::: SUPPLIED MATERIAL :::

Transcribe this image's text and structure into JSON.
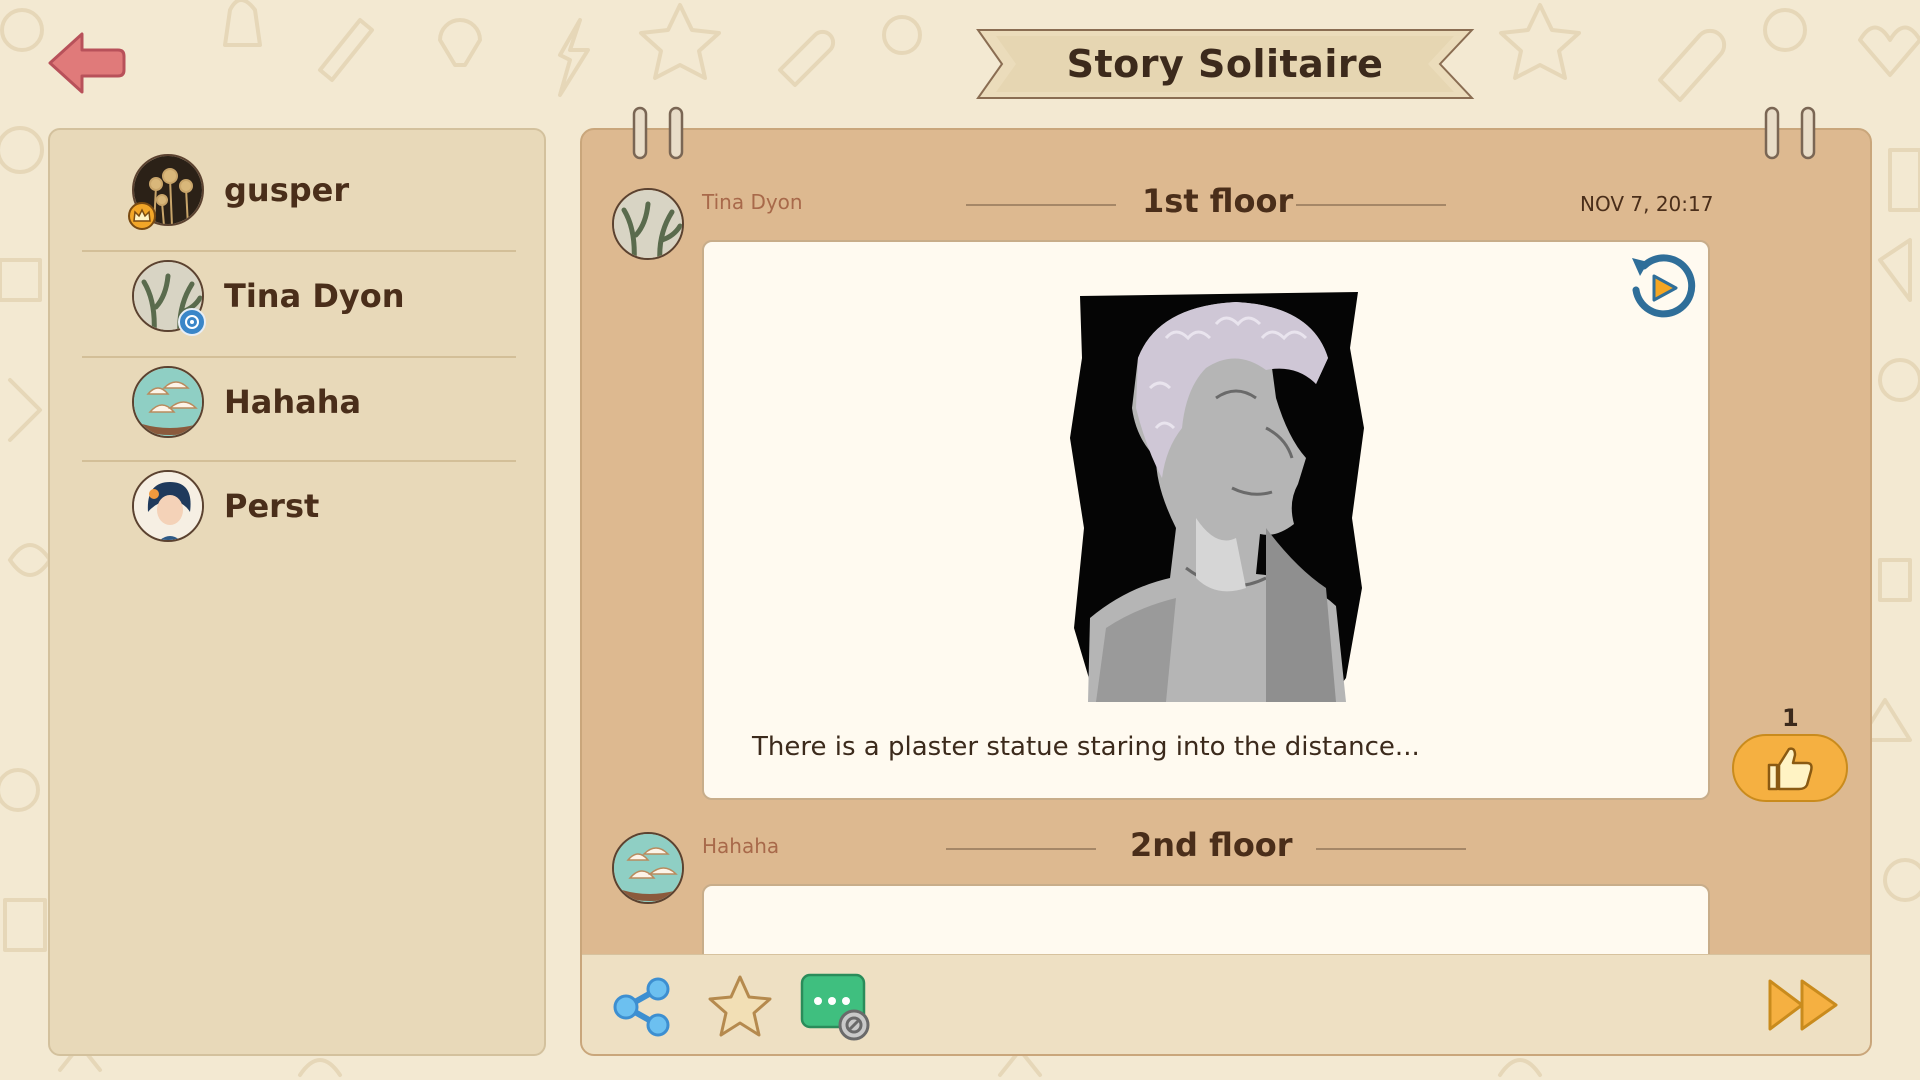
{
  "header": {
    "title": "Story Solitaire"
  },
  "sidebar": {
    "players": [
      {
        "name": "gusper",
        "badge": "crown-icon"
      },
      {
        "name": "Tina Dyon",
        "badge": "target-icon"
      },
      {
        "name": "Hahaha",
        "badge": ""
      },
      {
        "name": "Perst",
        "badge": ""
      }
    ]
  },
  "story": {
    "floors": [
      {
        "author": "Tina Dyon",
        "title": "1st floor",
        "date": "NOV 7, 20:17",
        "caption": "There is a plaster statue staring into the distance...",
        "likes": "1"
      },
      {
        "author": "Hahaha",
        "title": "2nd floor"
      }
    ]
  },
  "toolbar": {
    "icons": [
      "share-icon",
      "star-icon",
      "chat-disabled-icon",
      "fast-forward-icon"
    ]
  },
  "colors": {
    "background": "#f3e9d2",
    "sidebar": "#e8d9b9",
    "panel": "#ddb990",
    "card": "#fffaf0",
    "like": "#f5b041",
    "back": "#e07a7a",
    "share": "#5aa9e6",
    "chat": "#3fbf7f"
  }
}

:::

**WHAT THIS TASK INVOLVES**
Transcribe the records above exactly, omitting every picture they contain.

**REPLY TO THE EXERCISE**
Transcribe this image's text and structure into JSON.
{
  "header": {
    "title": "Story Solitaire"
  },
  "sidebar": {
    "players": [
      {
        "name": "gusper",
        "badge": "crown-icon"
      },
      {
        "name": "Tina Dyon",
        "badge": "target-icon"
      },
      {
        "name": "Hahaha",
        "badge": ""
      },
      {
        "name": "Perst",
        "badge": ""
      }
    ]
  },
  "story": {
    "floors": [
      {
        "author": "Tina Dyon",
        "title": "1st floor",
        "date": "NOV 7, 20:17",
        "caption": "There is a plaster statue staring into the distance...",
        "likes": "1"
      },
      {
        "author": "Hahaha",
        "title": "2nd floor"
      }
    ]
  },
  "toolbar": {
    "icons": [
      "share-icon",
      "star-icon",
      "chat-disabled-icon",
      "fast-forward-icon"
    ]
  },
  "colors": {
    "background": "#f3e9d2",
    "sidebar": "#e8d9b9",
    "panel": "#ddb990",
    "card": "#fffaf0",
    "like": "#f5b041",
    "back": "#e07a7a",
    "share": "#5aa9e6",
    "chat": "#3fbf7f"
  }
}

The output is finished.